All entries below are to be set down again, identical to the source.

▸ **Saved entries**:
------------
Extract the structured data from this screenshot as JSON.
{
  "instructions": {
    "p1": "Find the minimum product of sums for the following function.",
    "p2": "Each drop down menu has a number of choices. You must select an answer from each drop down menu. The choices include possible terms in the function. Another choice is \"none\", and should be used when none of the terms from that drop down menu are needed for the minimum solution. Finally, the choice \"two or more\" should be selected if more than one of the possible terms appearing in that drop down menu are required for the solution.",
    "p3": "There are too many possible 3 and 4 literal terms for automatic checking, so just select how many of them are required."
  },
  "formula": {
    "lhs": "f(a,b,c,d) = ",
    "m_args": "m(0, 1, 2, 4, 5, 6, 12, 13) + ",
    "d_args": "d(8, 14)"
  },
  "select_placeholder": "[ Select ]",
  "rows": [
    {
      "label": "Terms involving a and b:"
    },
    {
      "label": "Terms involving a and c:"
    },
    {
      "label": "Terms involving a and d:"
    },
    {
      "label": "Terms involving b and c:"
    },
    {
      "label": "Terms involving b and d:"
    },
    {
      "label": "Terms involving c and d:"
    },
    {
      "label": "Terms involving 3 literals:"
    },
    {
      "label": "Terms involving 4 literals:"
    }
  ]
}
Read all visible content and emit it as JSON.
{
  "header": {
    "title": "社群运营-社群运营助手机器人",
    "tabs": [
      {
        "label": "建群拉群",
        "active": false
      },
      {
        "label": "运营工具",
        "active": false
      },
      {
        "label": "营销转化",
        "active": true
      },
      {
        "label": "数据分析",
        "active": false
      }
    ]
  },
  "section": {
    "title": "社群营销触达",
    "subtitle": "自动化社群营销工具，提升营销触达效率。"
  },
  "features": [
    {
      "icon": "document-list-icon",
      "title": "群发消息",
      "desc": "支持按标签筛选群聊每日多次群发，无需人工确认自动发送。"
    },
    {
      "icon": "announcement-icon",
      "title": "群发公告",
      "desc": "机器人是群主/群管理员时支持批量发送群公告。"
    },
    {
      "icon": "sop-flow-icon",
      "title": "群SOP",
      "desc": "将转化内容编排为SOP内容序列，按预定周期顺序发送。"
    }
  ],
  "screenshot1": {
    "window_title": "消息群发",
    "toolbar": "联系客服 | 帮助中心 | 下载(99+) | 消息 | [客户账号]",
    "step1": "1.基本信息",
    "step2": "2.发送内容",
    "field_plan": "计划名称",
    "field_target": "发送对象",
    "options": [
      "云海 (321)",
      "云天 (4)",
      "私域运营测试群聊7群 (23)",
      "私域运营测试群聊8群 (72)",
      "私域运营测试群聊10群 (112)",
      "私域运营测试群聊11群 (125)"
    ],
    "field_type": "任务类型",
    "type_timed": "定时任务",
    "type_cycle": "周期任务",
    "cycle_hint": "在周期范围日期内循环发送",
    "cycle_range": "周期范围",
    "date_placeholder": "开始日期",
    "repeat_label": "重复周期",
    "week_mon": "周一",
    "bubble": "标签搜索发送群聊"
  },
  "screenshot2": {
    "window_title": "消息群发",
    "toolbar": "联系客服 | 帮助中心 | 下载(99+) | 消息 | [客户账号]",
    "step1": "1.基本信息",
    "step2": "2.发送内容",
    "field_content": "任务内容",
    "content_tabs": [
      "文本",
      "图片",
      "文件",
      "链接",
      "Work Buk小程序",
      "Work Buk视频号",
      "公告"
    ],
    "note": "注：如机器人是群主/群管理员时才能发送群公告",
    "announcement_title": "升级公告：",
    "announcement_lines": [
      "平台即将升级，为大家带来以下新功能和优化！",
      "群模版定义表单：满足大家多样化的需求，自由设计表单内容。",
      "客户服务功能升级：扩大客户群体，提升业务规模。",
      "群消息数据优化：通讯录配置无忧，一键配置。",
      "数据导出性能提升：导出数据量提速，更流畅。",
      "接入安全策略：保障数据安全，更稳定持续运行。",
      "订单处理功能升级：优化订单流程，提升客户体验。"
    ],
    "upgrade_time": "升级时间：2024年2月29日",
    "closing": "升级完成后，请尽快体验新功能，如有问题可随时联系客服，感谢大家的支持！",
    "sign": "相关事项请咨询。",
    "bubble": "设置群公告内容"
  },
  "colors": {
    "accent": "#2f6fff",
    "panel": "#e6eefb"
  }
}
------------
▸ **EXERCISE SOLUTION**:
Extract the structured data from this screenshot as JSON.
{
  "instructions": {
    "p1": "Find the minimum product of sums for the following function.",
    "p2": "Each drop down menu has a number of choices. You must select an answer from each drop down menu. The choices include possible terms in the function. Another choice is \"none\", and should be used when none of the terms from that drop down menu are needed for the minimum solution. Finally, the choice \"two or more\" should be selected if more than one of the possible terms appearing in that drop down menu are required for the solution.",
    "p3": "There are too many possible 3 and 4 literal terms for automatic checking, so just select how many of them are required."
  },
  "formula": {
    "lhs": "f(a,b,c,d) = ",
    "m_args": "m(0, 1, 2, 4, 5, 6, 12, 13) + ",
    "d_args": "d(8, 14)"
  },
  "select_placeholder": "[ Select ]",
  "rows": [
    {
      "label": "Terms involving a and b:"
    },
    {
      "label": "Terms involving a and c:"
    },
    {
      "label": "Terms involving a and d:"
    },
    {
      "label": "Terms involving b and c:"
    },
    {
      "label": "Terms involving b and d:"
    },
    {
      "label": "Terms involving c and d:"
    },
    {
      "label": "Terms involving 3 literals:"
    },
    {
      "label": "Terms involving 4 literals:"
    }
  ]
}
Read all visible content and emit it as JSON.
{
  "header": {
    "title": "社群运营-社群运营助手机器人",
    "tabs": [
      {
        "label": "建群拉群",
        "active": false
      },
      {
        "label": "运营工具",
        "active": false
      },
      {
        "label": "营销转化",
        "active": true
      },
      {
        "label": "数据分析",
        "active": false
      }
    ]
  },
  "section": {
    "title": "社群营销触达",
    "subtitle": "自动化社群营销工具，提升营销触达效率。"
  },
  "features": [
    {
      "icon": "document-list-icon",
      "title": "群发消息",
      "desc": "支持按标签筛选群聊每日多次群发，无需人工确认自动发送。"
    },
    {
      "icon": "announcement-icon",
      "title": "群发公告",
      "desc": "机器人是群主/群管理员时支持批量发送群公告。"
    },
    {
      "icon": "sop-flow-icon",
      "title": "群SOP",
      "desc": "将转化内容编排为SOP内容序列，按预定周期顺序发送。"
    }
  ],
  "screenshot1": {
    "window_title": "消息群发",
    "toolbar": "联系客服 | 帮助中心 | 下载(99+) | 消息 | [客户账号]",
    "step1": "1.基本信息",
    "step2": "2.发送内容",
    "field_plan": "计划名称",
    "field_target": "发送对象",
    "options": [
      "云海 (321)",
      "云天 (4)",
      "私域运营测试群聊7群 (23)",
      "私域运营测试群聊8群 (72)",
      "私域运营测试群聊10群 (112)",
      "私域运营测试群聊11群 (125)"
    ],
    "field_type": "任务类型",
    "type_timed": "定时任务",
    "type_cycle": "周期任务",
    "cycle_hint": "在周期范围日期内循环发送",
    "cycle_range": "周期范围",
    "date_placeholder": "开始日期",
    "repeat_label": "重复周期",
    "week_mon": "周一",
    "bubble": "标签搜索发送群聊"
  },
  "screenshot2": {
    "window_title": "消息群发",
    "toolbar": "联系客服 | 帮助中心 | 下载(99+) | 消息 | [客户账号]",
    "step1": "1.基本信息",
    "step2": "2.发送内容",
    "field_content": "任务内容",
    "content_tabs": [
      "文本",
      "图片",
      "文件",
      "链接",
      "Work Buk小程序",
      "Work Buk视频号",
      "公告"
    ],
    "note": "注：如机器人是群主/群管理员时才能发送群公告",
    "announcement_title": "升级公告：",
    "announcement_lines": [
      "平台即将升级，为大家带来以下新功能和优化！",
      "群模版定义表单：满足大家多样化的需求，自由设计表单内容。",
      "客户服务功能升级：扩大客户群体，提升业务规模。",
      "群消息数据优化：通讯录配置无忧，一键配置。",
      "数据导出性能提升：导出数据量提速，更流畅。",
      "接入安全策略：保障数据安全，更稳定持续运行。",
      "订单处理功能升级：优化订单流程，提升客户体验。"
    ],
    "upgrade_time": "升级时间：2024年2月29日",
    "closing": "升级完成后，请尽快体验新功能，如有问题可随时联系客服，感谢大家的支持！",
    "sign": "相关事项请咨询。",
    "bubble": "设置群公告内容"
  },
  "colors": {
    "accent": "#2f6fff",
    "panel": "#e6eefb"
  }
}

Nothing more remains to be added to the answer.